Task prompt: Retype each of the following entries line for line, without changing a single character.
*** Available records ***
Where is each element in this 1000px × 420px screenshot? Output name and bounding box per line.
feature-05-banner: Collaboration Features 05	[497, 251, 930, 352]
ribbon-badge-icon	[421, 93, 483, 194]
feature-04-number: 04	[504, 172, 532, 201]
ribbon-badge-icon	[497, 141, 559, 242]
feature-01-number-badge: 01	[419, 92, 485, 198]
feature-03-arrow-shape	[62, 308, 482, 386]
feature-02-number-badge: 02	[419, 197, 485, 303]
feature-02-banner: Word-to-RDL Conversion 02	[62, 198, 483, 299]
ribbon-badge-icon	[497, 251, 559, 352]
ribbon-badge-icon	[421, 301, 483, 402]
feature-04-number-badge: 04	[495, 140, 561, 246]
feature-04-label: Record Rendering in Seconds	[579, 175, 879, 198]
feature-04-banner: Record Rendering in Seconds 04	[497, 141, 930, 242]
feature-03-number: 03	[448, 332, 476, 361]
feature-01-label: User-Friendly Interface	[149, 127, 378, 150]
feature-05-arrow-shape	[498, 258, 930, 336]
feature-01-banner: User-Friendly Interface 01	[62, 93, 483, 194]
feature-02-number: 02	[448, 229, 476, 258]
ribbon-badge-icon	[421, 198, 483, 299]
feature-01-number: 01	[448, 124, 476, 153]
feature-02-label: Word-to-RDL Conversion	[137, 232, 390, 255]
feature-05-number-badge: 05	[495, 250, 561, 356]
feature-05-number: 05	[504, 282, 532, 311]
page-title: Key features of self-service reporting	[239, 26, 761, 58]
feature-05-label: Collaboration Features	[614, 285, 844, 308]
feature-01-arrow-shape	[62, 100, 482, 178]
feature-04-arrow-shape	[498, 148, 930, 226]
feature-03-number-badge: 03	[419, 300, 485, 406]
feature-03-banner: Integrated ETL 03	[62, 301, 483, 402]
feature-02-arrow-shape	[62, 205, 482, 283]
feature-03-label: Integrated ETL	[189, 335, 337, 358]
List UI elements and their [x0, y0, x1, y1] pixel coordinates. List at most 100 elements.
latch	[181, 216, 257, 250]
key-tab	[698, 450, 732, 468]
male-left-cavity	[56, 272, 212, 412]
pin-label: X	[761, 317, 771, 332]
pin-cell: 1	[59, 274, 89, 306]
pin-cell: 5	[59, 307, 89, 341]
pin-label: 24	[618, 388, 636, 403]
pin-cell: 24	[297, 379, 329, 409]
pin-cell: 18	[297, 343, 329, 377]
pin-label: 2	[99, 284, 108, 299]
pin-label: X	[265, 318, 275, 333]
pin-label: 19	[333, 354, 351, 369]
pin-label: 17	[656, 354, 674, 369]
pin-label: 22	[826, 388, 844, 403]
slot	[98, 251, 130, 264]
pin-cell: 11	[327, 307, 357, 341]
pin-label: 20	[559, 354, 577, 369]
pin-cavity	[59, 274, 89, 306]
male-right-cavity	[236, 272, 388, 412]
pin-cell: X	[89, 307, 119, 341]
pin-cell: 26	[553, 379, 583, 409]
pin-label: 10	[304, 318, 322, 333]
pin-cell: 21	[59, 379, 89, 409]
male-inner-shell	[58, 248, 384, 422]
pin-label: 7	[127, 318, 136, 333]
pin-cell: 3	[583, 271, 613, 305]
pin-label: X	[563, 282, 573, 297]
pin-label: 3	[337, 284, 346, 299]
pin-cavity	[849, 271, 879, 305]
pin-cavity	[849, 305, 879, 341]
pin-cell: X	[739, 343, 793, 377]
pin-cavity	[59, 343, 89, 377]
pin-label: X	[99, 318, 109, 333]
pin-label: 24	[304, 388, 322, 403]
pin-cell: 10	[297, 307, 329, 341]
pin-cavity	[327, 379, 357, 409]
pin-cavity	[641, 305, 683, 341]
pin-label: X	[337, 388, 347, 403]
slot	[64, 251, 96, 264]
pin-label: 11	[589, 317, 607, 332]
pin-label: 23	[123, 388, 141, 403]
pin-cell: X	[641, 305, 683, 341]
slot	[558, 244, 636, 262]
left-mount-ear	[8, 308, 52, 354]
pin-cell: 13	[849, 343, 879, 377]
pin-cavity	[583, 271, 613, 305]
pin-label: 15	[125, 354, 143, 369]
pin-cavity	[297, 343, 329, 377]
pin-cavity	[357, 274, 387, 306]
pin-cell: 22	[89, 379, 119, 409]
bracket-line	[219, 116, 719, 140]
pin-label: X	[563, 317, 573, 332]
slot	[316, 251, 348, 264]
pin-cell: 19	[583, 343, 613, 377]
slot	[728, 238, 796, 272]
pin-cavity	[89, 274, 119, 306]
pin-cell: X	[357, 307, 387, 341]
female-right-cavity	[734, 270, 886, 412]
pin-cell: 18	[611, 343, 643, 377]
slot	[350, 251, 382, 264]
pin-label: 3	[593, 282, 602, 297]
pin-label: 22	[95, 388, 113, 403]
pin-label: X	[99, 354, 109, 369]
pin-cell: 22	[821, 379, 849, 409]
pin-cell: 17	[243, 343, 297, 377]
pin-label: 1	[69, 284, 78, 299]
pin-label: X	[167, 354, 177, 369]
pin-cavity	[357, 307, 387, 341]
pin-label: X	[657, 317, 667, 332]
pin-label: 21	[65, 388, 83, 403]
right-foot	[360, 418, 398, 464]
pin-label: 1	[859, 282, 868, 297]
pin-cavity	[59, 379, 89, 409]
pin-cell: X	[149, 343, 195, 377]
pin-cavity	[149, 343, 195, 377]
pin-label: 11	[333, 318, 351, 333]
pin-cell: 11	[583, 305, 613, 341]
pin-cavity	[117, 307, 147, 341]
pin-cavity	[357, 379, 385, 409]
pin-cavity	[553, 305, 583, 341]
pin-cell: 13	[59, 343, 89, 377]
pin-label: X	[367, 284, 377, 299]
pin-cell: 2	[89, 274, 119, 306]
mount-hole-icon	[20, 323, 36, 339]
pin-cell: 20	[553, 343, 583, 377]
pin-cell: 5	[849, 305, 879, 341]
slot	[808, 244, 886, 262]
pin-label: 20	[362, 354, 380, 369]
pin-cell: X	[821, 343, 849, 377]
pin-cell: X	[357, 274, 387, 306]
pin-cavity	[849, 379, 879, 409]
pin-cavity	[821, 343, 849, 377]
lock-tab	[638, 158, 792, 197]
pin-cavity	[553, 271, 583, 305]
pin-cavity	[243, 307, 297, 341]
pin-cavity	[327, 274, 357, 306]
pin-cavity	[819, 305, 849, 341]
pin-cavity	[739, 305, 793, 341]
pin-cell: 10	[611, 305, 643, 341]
***
Reply to the task:
Where is each element in this 1000px × 420px screenshot? Output name and bounding box per line.
feature-05-banner: Collaboration Features 05	[497, 251, 930, 352]
ribbon-badge-icon	[421, 93, 483, 194]
feature-04-number: 04	[504, 172, 532, 201]
ribbon-badge-icon	[497, 141, 559, 242]
feature-01-number-badge: 01	[419, 92, 485, 198]
feature-03-arrow-shape	[62, 308, 482, 386]
feature-02-number-badge: 02	[419, 197, 485, 303]
feature-02-banner: Word-to-RDL Conversion 02	[62, 198, 483, 299]
ribbon-badge-icon	[497, 251, 559, 352]
ribbon-badge-icon	[421, 301, 483, 402]
feature-04-number-badge: 04	[495, 140, 561, 246]
feature-04-label: Record Rendering in Seconds	[579, 175, 879, 198]
feature-04-banner: Record Rendering in Seconds 04	[497, 141, 930, 242]
feature-03-number: 03	[448, 332, 476, 361]
feature-01-label: User-Friendly Interface	[149, 127, 378, 150]
feature-05-arrow-shape	[498, 258, 930, 336]
feature-01-banner: User-Friendly Interface 01	[62, 93, 483, 194]
feature-02-number: 02	[448, 229, 476, 258]
ribbon-badge-icon	[421, 198, 483, 299]
feature-01-number: 01	[448, 124, 476, 153]
feature-02-label: Word-to-RDL Conversion	[137, 232, 390, 255]
feature-05-number-badge: 05	[495, 250, 561, 356]
feature-05-number: 05	[504, 282, 532, 311]
page-title: Key features of self-service reporting	[239, 26, 761, 58]
feature-05-label: Collaboration Features	[614, 285, 844, 308]
feature-01-arrow-shape	[62, 100, 482, 178]
feature-04-arrow-shape	[498, 148, 930, 226]
feature-03-number-badge: 03	[419, 300, 485, 406]
feature-03-banner: Integrated ETL 03	[62, 301, 483, 402]
feature-02-arrow-shape	[62, 205, 482, 283]
feature-03-label: Integrated ETL	[189, 335, 337, 358]
List UI elements and their [x0, y0, x1, y1] pixel coordinates. List at most 100 elements.
latch	[181, 216, 257, 250]
key-tab	[698, 450, 732, 468]
male-left-cavity	[56, 272, 212, 412]
pin-label: X	[761, 317, 771, 332]
pin-cell: 1	[59, 274, 89, 306]
pin-cell: 5	[59, 307, 89, 341]
pin-label: 24	[618, 388, 636, 403]
pin-cell: 24	[297, 379, 329, 409]
pin-cell: 18	[297, 343, 329, 377]
pin-label: 2	[99, 284, 108, 299]
pin-label: X	[265, 318, 275, 333]
pin-label: 19	[333, 354, 351, 369]
pin-label: 17	[656, 354, 674, 369]
pin-label: 22	[826, 388, 844, 403]
slot	[98, 251, 130, 264]
pin-cell: 11	[327, 307, 357, 341]
pin-label: 20	[559, 354, 577, 369]
pin-cavity	[59, 274, 89, 306]
male-right-cavity	[236, 272, 388, 412]
pin-cell: X	[89, 307, 119, 341]
pin-cell: 26	[553, 379, 583, 409]
pin-label: 10	[304, 318, 322, 333]
pin-cell: 21	[59, 379, 89, 409]
male-inner-shell	[58, 248, 384, 422]
pin-label: 7	[127, 318, 136, 333]
pin-cell: 3	[583, 271, 613, 305]
pin-label: X	[563, 282, 573, 297]
pin-label: 3	[337, 284, 346, 299]
pin-cavity	[849, 271, 879, 305]
pin-cavity	[849, 305, 879, 341]
pin-cell: X	[739, 343, 793, 377]
pin-cavity	[59, 343, 89, 377]
pin-label: X	[99, 318, 109, 333]
pin-label: 24	[304, 388, 322, 403]
pin-cell: 10	[297, 307, 329, 341]
pin-cavity	[327, 379, 357, 409]
pin-cavity	[641, 305, 683, 341]
pin-label: X	[337, 388, 347, 403]
slot	[64, 251, 96, 264]
pin-label: 11	[589, 317, 607, 332]
pin-label: 23	[123, 388, 141, 403]
pin-cell: X	[641, 305, 683, 341]
slot	[558, 244, 636, 262]
left-mount-ear	[8, 308, 52, 354]
pin-cell: 13	[849, 343, 879, 377]
pin-cavity	[583, 271, 613, 305]
pin-label: 15	[125, 354, 143, 369]
pin-cavity	[297, 343, 329, 377]
pin-cavity	[357, 274, 387, 306]
pin-cell: 22	[89, 379, 119, 409]
bracket-line	[219, 116, 719, 140]
pin-label: X	[563, 317, 573, 332]
slot	[316, 251, 348, 264]
pin-cell: 19	[583, 343, 613, 377]
slot	[728, 238, 796, 272]
pin-cavity	[89, 274, 119, 306]
pin-cell: X	[357, 307, 387, 341]
female-right-cavity	[734, 270, 886, 412]
pin-cell: 18	[611, 343, 643, 377]
slot	[350, 251, 382, 264]
pin-label: 3	[593, 282, 602, 297]
pin-label: 22	[95, 388, 113, 403]
pin-label: X	[99, 354, 109, 369]
pin-cell: 22	[821, 379, 849, 409]
pin-cell: 17	[243, 343, 297, 377]
pin-label: 1	[69, 284, 78, 299]
pin-label: X	[167, 354, 177, 369]
pin-cavity	[357, 307, 387, 341]
pin-label: X	[657, 317, 667, 332]
pin-label: 21	[65, 388, 83, 403]
right-foot	[360, 418, 398, 464]
pin-label: 1	[859, 282, 868, 297]
pin-cavity	[59, 379, 89, 409]
pin-cell: X	[149, 343, 195, 377]
pin-cavity	[149, 343, 195, 377]
pin-label: 11	[333, 318, 351, 333]
pin-cell: 11	[583, 305, 613, 341]
pin-cavity	[117, 307, 147, 341]
pin-cavity	[357, 379, 385, 409]
pin-cavity	[553, 305, 583, 341]
pin-cell: 13	[59, 343, 89, 377]
pin-label: X	[367, 284, 377, 299]
pin-cell: 2	[89, 274, 119, 306]
mount-hole-icon	[20, 323, 36, 339]
pin-cell: 20	[553, 343, 583, 377]
pin-cell: 5	[849, 305, 879, 341]
slot	[808, 244, 886, 262]
pin-label: 20	[362, 354, 380, 369]
pin-cell: X	[821, 343, 849, 377]
pin-cell: X	[357, 274, 387, 306]
pin-cavity	[849, 379, 879, 409]
pin-cavity	[821, 343, 849, 377]
lock-tab	[638, 158, 792, 197]
pin-cavity	[553, 271, 583, 305]
pin-cavity	[243, 307, 297, 341]
pin-cavity	[327, 274, 357, 306]
pin-cavity	[819, 305, 849, 341]
pin-cavity	[739, 305, 793, 341]
pin-cell: 10	[611, 305, 643, 341]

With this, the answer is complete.